* VORLIEGENDER TEXT:
_____

Klar ist aber auch, dass sich diese Umschichtungen im nächsten Haushalt 2027 nicht wiederholen lassen. Die Fraktionen müssen nach neuen Einnahmen suchen. Im Februar will das Ratsbündnis eine Verpackungssteuer verabschieden, die 2026 in Kraft treten soll. In Tübingen habe das im ersten Jahr rund eine Mio. Euro gebracht, sagt der CDU-Fraktionschef Bernd Petelkau. Gewünscht sei allerdings, dass davon ein Lenkeffekt ausgehe, der weniger Müll und damit letztlich wieder weniger Kosten verursache. »Steuerstabilität« sei für ihn einer der wichtigen Punkte des Haushalts, betont Petelkau. Schon im Vorfeld der Haushaltsverhandlungen hatte die CDU eine Erhöhung der Gewerbesteuer abgelehnt, ebenso eine Erhöhung der Grundsteuer, die die Kämmerei zunächst vorgeschlagen hatte. Petelkaus Bündnispartner teilen das nicht unbedingt: »Wir müssen über die Grund- und die Gewerbesteuer sprechen«, sagt Grünen-Fraktionschefin Christiane Martin. Auch Christian Achtelik von Volt bedauert, dass eine Erhöhung von Grund- und Gewerbesteuer keine Mehrheit im Rat fand. Die Linke legte einen Vorschlag zur Erhöhung des Gewerbesteuerhebesatzes vor, mit der bis 2030 rund 77 Mio. Euro für die Verkehrswende generiert werden sollen. Die FDP lehnte das erwartungsgemäß als »Horrorkatalog« ab.
Die Positionen sind also klar. Nur eine Partei hat sich bislang zurückgehalten: die SPD. Sie kritisierte zwar, dass das Ratsbündnis keine »auskömmliche Finanzierung« bereitstelle. Das Thema Grund- und Gewerbesteuer sparte sie jedoch aus.

_____

* AUFGABE:
Schreiben Sie aus dem vorliegenden Text die Stelle wortgetreu ab, die mit „Die Positionen sind“ beginnt und bis einschließlich „sie jedoch aus.“ reicht. Die folgenden Einträge stammen aus einer anderen Quelle.

Gesammelte Dateneinträge:
_____

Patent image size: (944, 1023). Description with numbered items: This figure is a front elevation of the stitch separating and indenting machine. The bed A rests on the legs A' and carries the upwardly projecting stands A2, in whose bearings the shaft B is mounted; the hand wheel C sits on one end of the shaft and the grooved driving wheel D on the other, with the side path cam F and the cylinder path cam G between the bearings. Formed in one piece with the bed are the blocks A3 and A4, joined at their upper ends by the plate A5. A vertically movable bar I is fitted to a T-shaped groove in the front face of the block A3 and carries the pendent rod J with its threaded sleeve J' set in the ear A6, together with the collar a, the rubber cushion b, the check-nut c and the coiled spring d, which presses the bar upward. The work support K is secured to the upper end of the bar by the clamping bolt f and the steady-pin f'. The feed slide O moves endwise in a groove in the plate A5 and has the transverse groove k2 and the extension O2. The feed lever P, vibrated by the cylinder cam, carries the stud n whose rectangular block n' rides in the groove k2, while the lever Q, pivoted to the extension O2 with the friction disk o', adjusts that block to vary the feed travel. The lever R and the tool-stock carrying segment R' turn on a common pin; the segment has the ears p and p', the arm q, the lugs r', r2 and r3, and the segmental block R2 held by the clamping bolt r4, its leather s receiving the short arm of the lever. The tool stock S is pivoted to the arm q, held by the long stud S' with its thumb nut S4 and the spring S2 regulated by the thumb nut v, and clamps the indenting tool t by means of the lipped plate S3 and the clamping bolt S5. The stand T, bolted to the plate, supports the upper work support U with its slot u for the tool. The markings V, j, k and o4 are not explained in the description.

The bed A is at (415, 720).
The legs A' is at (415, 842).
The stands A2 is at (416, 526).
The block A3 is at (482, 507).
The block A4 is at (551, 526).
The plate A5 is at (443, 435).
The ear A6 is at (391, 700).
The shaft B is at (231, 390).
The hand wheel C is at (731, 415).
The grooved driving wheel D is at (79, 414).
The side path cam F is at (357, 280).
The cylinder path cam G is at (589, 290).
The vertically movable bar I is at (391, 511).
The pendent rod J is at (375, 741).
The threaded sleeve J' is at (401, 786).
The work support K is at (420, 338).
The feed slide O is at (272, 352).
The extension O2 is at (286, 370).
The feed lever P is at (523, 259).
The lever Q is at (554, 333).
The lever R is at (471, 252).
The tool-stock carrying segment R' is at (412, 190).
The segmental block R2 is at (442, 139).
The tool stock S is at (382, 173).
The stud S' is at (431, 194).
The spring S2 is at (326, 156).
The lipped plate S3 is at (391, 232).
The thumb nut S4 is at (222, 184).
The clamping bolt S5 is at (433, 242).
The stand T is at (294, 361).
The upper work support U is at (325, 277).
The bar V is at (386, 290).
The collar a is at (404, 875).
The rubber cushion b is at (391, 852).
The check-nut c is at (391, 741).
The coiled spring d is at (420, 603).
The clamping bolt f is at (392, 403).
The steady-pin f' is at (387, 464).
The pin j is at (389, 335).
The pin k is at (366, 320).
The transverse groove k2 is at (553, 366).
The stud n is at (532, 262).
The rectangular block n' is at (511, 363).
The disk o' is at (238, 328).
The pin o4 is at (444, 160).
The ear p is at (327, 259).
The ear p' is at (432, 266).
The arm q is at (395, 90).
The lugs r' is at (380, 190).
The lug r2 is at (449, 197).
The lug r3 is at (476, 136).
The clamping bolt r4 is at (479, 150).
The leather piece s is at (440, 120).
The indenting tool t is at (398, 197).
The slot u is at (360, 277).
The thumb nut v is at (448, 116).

_____

* ANTWORTFELD:
Die Positionen sind also klar. Nur eine Partei hat sich bislang zurückgehalten: die SPD. Sie kritisierte zwar, dass das Ratsbündnis keine »auskömmliche Finanzierung« bereitstelle. Das Thema Grund- und Gewerbesteuer sparte sie jedoch aus.